'''

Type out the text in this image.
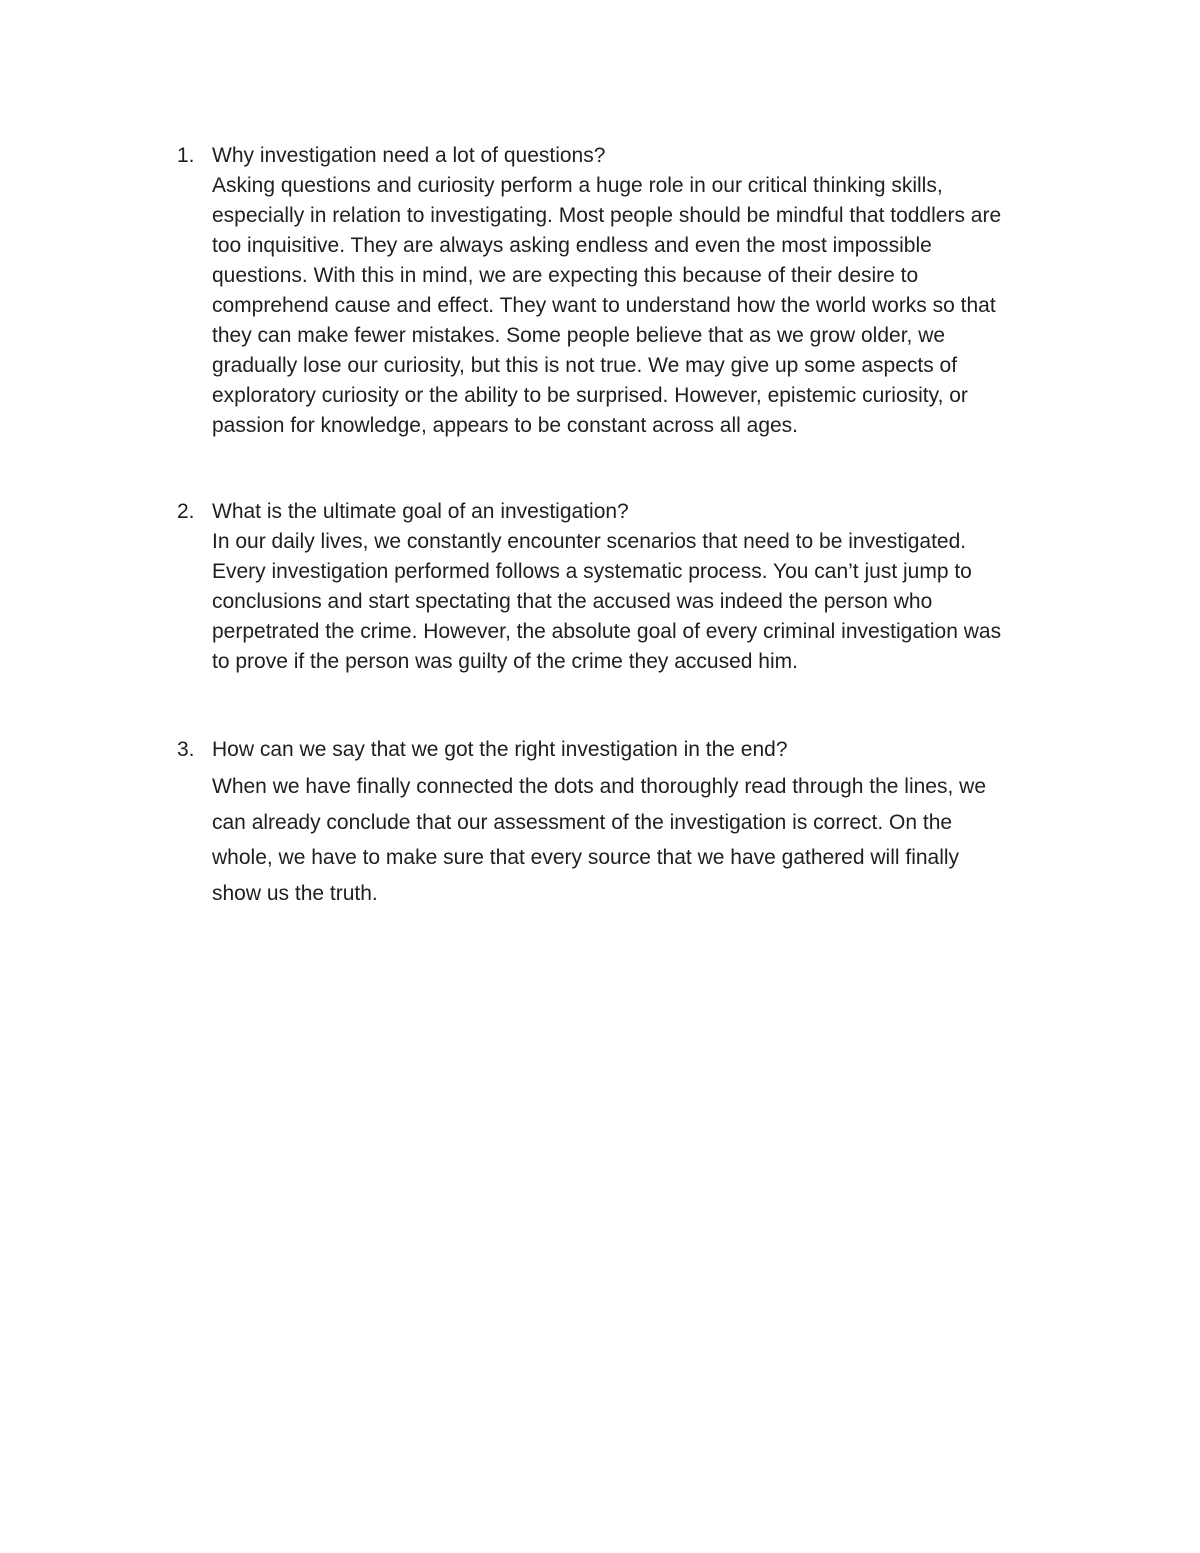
1. Why investigation need a lot of questions?
Asking questions and curiosity perform a huge role in our critical thinking skills,
especially in relation to investigating. Most people should be mindful that toddlers are
too inquisitive. They are always asking endless and even the most impossible
questions. With this in mind, we are expecting this because of their desire to
comprehend cause and effect. They want to understand how the world works so that
they can make fewer mistakes. Some people believe that as we grow older, we
gradually lose our curiosity, but this is not true. We may give up some aspects of
exploratory curiosity or the ability to be surprised. However, epistemic curiosity, or
passion for knowledge, appears to be constant across all ages.
2. What is the ultimate goal of an investigation?
In our daily lives, we constantly encounter scenarios that need to be investigated.
Every investigation performed follows a systematic process. You can’t just jump to
conclusions and start spectating that the accused was indeed the person who
perpetrated the crime. However, the absolute goal of every criminal investigation was
to prove if the person was guilty of the crime they accused him.
3. How can we say that we got the right investigation in the end?
When we have finally connected the dots and thoroughly read through the lines, we
can already conclude that our assessment of the investigation is correct. On the
whole, we have to make sure that every source that we have gathered will finally
show us the truth.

'''

▶ [AIM] Where does the word "curiosity" appear? Return each line that holds it.

▶ [CORRECT RESPONSE]
Asking questions and curiosity perform a huge role in our critical thinking skills,
gradually lose our curiosity, but this is not true. We may give up some aspects of
exploratory curiosity or the ability to be surprised. However, epistemic curiosity, or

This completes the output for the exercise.